Lines from a data collection
** BEGIN **

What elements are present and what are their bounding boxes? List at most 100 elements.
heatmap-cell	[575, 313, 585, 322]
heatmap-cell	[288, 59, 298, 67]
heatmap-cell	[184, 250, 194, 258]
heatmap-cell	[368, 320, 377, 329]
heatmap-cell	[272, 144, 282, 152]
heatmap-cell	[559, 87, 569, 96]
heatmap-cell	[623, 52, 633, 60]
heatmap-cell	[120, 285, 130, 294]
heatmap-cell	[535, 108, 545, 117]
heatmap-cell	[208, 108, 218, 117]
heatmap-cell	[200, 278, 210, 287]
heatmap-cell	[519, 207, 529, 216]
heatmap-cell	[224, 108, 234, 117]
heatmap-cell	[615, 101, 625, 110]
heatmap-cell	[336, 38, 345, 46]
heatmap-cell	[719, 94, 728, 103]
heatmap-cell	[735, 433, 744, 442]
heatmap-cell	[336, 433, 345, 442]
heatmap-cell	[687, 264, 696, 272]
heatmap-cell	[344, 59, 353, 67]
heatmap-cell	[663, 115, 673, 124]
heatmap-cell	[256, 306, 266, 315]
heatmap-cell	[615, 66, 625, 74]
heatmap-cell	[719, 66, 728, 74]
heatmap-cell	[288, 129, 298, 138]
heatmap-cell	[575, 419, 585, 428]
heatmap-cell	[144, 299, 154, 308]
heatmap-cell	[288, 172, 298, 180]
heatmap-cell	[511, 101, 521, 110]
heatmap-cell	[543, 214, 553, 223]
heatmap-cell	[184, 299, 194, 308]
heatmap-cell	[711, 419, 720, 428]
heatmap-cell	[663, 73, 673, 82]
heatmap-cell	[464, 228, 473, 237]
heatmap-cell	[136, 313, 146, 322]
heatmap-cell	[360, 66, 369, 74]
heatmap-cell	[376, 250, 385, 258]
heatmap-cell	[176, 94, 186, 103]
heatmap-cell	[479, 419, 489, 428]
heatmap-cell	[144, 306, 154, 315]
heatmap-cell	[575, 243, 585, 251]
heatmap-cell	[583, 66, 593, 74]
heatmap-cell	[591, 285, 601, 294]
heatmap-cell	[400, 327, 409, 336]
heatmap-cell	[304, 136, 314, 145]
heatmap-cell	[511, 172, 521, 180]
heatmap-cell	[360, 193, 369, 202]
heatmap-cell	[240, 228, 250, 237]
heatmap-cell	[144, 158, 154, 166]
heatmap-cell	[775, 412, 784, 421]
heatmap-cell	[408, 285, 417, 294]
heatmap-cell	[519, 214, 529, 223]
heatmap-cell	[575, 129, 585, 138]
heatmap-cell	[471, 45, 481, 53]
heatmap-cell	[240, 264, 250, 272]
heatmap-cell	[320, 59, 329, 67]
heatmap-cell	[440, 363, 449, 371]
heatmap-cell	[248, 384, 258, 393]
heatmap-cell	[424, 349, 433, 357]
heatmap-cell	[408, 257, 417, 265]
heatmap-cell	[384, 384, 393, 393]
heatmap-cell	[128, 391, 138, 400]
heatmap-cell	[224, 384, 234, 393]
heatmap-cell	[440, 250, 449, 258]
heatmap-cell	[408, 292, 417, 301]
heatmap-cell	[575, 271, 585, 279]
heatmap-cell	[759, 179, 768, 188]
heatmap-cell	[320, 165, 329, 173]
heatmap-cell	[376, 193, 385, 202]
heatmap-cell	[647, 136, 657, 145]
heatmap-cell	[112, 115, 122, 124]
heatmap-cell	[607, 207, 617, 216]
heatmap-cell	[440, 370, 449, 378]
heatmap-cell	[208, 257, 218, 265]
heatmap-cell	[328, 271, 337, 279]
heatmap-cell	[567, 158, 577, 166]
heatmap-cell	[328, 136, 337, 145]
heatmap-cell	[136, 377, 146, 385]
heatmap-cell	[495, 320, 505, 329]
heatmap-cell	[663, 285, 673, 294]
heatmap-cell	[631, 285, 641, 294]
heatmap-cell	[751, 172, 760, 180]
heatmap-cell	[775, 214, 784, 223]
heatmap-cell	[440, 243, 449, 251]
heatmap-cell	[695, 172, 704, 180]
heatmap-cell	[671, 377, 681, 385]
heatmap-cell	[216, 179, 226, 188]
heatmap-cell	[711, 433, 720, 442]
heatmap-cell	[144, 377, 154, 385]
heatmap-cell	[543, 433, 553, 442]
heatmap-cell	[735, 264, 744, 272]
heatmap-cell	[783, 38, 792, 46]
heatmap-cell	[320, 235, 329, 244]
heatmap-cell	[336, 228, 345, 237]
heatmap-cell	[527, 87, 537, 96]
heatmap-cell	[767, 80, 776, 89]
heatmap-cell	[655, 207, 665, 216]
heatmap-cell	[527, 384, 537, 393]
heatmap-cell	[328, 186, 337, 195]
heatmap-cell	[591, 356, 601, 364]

** END **

EXERCISE
Swap every "heatmap-cell" in the lines above for "heatmap-tile", and keep everything else unchanged.

EXPECTED ANSWER
What elements are present and what are their bounding boxes? List at most 100 elements.
heatmap-tile	[575, 313, 585, 322]
heatmap-tile	[288, 59, 298, 67]
heatmap-tile	[184, 250, 194, 258]
heatmap-tile	[368, 320, 377, 329]
heatmap-tile	[272, 144, 282, 152]
heatmap-tile	[559, 87, 569, 96]
heatmap-tile	[623, 52, 633, 60]
heatmap-tile	[120, 285, 130, 294]
heatmap-tile	[535, 108, 545, 117]
heatmap-tile	[208, 108, 218, 117]
heatmap-tile	[200, 278, 210, 287]
heatmap-tile	[519, 207, 529, 216]
heatmap-tile	[224, 108, 234, 117]
heatmap-tile	[615, 101, 625, 110]
heatmap-tile	[336, 38, 345, 46]
heatmap-tile	[719, 94, 728, 103]
heatmap-tile	[735, 433, 744, 442]
heatmap-tile	[336, 433, 345, 442]
heatmap-tile	[687, 264, 696, 272]
heatmap-tile	[344, 59, 353, 67]
heatmap-tile	[663, 115, 673, 124]
heatmap-tile	[256, 306, 266, 315]
heatmap-tile	[615, 66, 625, 74]
heatmap-tile	[719, 66, 728, 74]
heatmap-tile	[288, 129, 298, 138]
heatmap-tile	[575, 419, 585, 428]
heatmap-tile	[144, 299, 154, 308]
heatmap-tile	[288, 172, 298, 180]
heatmap-tile	[511, 101, 521, 110]
heatmap-tile	[543, 214, 553, 223]
heatmap-tile	[184, 299, 194, 308]
heatmap-tile	[711, 419, 720, 428]
heatmap-tile	[663, 73, 673, 82]
heatmap-tile	[464, 228, 473, 237]
heatmap-tile	[136, 313, 146, 322]
heatmap-tile	[360, 66, 369, 74]
heatmap-tile	[376, 250, 385, 258]
heatmap-tile	[176, 94, 186, 103]
heatmap-tile	[479, 419, 489, 428]
heatmap-tile	[144, 306, 154, 315]
heatmap-tile	[575, 243, 585, 251]
heatmap-tile	[583, 66, 593, 74]
heatmap-tile	[591, 285, 601, 294]
heatmap-tile	[400, 327, 409, 336]
heatmap-tile	[304, 136, 314, 145]
heatmap-tile	[511, 172, 521, 180]
heatmap-tile	[360, 193, 369, 202]
heatmap-tile	[240, 228, 250, 237]
heatmap-tile	[144, 158, 154, 166]
heatmap-tile	[775, 412, 784, 421]
heatmap-tile	[408, 285, 417, 294]
heatmap-tile	[519, 214, 529, 223]
heatmap-tile	[575, 129, 585, 138]
heatmap-tile	[471, 45, 481, 53]
heatmap-tile	[240, 264, 250, 272]
heatmap-tile	[320, 59, 329, 67]
heatmap-tile	[440, 363, 449, 371]
heatmap-tile	[248, 384, 258, 393]
heatmap-tile	[424, 349, 433, 357]
heatmap-tile	[408, 257, 417, 265]
heatmap-tile	[384, 384, 393, 393]
heatmap-tile	[128, 391, 138, 400]
heatmap-tile	[224, 384, 234, 393]
heatmap-tile	[440, 250, 449, 258]
heatmap-tile	[408, 292, 417, 301]
heatmap-tile	[575, 271, 585, 279]
heatmap-tile	[759, 179, 768, 188]
heatmap-tile	[320, 165, 329, 173]
heatmap-tile	[376, 193, 385, 202]
heatmap-tile	[647, 136, 657, 145]
heatmap-tile	[112, 115, 122, 124]
heatmap-tile	[607, 207, 617, 216]
heatmap-tile	[440, 370, 449, 378]
heatmap-tile	[208, 257, 218, 265]
heatmap-tile	[328, 271, 337, 279]
heatmap-tile	[567, 158, 577, 166]
heatmap-tile	[328, 136, 337, 145]
heatmap-tile	[136, 377, 146, 385]
heatmap-tile	[495, 320, 505, 329]
heatmap-tile	[663, 285, 673, 294]
heatmap-tile	[631, 285, 641, 294]
heatmap-tile	[751, 172, 760, 180]
heatmap-tile	[775, 214, 784, 223]
heatmap-tile	[440, 243, 449, 251]
heatmap-tile	[695, 172, 704, 180]
heatmap-tile	[671, 377, 681, 385]
heatmap-tile	[216, 179, 226, 188]
heatmap-tile	[711, 433, 720, 442]
heatmap-tile	[144, 377, 154, 385]
heatmap-tile	[543, 433, 553, 442]
heatmap-tile	[735, 264, 744, 272]
heatmap-tile	[783, 38, 792, 46]
heatmap-tile	[320, 235, 329, 244]
heatmap-tile	[336, 228, 345, 237]
heatmap-tile	[527, 87, 537, 96]
heatmap-tile	[767, 80, 776, 89]
heatmap-tile	[655, 207, 665, 216]
heatmap-tile	[527, 384, 537, 393]
heatmap-tile	[328, 186, 337, 195]
heatmap-tile	[591, 356, 601, 364]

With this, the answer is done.